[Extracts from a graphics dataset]
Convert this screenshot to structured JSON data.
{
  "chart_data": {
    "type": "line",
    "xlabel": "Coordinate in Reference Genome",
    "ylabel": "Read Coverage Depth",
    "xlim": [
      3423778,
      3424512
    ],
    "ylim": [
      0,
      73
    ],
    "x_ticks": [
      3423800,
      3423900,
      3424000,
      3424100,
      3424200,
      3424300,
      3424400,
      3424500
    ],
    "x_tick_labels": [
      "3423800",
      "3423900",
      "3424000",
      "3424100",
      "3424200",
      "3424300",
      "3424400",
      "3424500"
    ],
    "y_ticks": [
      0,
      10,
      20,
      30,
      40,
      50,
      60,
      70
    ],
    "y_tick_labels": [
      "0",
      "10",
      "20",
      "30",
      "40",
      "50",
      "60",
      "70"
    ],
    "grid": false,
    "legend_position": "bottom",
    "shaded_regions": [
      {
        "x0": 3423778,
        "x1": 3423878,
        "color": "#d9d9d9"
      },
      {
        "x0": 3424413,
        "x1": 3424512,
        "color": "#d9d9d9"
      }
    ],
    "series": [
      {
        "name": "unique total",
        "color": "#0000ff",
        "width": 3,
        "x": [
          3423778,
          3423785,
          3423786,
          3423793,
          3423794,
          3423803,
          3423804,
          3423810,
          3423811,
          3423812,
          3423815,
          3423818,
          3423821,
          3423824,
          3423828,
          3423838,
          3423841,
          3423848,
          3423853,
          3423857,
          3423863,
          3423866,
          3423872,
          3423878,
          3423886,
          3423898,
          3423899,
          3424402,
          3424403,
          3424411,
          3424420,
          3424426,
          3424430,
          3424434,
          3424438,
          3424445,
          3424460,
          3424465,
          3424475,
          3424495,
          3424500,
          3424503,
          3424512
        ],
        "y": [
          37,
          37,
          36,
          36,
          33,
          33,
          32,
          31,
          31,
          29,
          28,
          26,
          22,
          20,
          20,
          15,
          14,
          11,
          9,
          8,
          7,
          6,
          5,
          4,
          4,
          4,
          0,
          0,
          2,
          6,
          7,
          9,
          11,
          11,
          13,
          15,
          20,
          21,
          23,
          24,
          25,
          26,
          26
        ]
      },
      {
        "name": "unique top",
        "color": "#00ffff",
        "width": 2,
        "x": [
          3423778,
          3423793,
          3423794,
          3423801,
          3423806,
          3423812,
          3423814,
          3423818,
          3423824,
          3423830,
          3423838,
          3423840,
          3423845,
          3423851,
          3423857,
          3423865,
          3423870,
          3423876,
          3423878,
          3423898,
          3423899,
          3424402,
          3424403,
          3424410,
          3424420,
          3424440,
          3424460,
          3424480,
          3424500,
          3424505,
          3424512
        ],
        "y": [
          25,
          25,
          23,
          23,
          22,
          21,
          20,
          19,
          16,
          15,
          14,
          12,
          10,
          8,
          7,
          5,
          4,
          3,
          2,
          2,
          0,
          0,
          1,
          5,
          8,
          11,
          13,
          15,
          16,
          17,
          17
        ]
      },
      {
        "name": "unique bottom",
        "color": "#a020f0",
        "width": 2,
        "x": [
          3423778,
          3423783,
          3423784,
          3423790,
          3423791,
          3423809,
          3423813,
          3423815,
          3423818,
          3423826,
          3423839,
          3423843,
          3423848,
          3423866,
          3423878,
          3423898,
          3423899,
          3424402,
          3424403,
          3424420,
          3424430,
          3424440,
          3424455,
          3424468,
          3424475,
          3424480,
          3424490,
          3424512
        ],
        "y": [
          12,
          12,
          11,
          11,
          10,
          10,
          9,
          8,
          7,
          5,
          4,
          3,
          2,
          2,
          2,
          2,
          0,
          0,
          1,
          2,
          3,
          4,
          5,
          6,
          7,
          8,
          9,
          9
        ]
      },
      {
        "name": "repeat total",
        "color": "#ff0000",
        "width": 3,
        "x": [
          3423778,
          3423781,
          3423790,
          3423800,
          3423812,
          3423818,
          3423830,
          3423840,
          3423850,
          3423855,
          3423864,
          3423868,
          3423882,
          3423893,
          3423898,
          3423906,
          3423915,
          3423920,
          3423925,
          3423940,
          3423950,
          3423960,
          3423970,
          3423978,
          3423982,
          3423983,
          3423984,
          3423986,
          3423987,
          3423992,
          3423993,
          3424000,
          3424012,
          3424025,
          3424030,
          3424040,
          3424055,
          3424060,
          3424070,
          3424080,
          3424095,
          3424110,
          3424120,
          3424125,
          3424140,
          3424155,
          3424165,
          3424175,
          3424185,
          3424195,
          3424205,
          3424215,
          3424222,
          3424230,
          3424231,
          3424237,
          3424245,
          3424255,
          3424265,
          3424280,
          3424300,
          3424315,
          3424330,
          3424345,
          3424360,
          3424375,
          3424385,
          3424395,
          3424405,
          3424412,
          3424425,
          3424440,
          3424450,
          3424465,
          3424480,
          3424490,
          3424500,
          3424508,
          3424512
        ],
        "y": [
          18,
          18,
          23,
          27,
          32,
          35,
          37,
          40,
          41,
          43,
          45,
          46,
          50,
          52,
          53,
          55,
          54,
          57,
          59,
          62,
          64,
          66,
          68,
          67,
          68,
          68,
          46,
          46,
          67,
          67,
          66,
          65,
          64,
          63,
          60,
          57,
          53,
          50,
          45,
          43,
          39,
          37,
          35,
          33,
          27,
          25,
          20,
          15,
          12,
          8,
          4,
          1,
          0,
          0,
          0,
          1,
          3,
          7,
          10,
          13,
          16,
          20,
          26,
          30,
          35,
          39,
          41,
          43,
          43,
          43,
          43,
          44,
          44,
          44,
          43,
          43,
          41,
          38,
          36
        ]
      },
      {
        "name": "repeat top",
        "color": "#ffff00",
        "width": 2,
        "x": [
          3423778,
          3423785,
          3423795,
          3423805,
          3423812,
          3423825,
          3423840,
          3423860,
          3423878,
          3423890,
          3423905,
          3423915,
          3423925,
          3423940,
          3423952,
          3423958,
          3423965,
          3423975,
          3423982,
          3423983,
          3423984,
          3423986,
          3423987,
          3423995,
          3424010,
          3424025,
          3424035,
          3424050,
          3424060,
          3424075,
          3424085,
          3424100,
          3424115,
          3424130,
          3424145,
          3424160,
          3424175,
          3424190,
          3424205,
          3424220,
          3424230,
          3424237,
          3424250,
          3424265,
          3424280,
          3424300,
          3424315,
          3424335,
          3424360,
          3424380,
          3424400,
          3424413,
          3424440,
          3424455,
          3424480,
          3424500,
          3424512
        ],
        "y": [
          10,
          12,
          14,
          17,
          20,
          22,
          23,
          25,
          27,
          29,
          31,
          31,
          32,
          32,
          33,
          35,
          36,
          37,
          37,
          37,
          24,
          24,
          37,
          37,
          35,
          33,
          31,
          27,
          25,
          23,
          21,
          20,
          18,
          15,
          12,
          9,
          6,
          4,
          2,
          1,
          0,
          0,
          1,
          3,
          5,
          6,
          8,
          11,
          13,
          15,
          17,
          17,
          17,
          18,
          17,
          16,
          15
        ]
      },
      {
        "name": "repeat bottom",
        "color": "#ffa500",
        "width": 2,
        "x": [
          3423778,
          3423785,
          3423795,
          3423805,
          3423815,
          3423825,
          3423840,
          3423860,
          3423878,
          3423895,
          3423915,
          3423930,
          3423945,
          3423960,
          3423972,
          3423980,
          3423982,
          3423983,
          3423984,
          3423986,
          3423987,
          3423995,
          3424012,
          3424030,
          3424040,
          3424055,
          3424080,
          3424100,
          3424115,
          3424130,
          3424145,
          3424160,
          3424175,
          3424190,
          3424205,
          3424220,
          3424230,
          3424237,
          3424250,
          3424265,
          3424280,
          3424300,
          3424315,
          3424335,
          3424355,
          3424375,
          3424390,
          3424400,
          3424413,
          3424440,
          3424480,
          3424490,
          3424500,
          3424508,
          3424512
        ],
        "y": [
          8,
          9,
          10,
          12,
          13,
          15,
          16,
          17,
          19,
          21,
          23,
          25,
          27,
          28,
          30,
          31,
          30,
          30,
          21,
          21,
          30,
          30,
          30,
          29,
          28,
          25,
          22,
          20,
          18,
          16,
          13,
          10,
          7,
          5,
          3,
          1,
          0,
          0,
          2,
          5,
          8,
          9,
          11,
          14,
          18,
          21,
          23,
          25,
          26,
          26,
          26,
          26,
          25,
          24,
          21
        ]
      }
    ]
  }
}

▶ Requirement: The answer should be only the number of lines in the data that include "name".

▶ Solution below: 6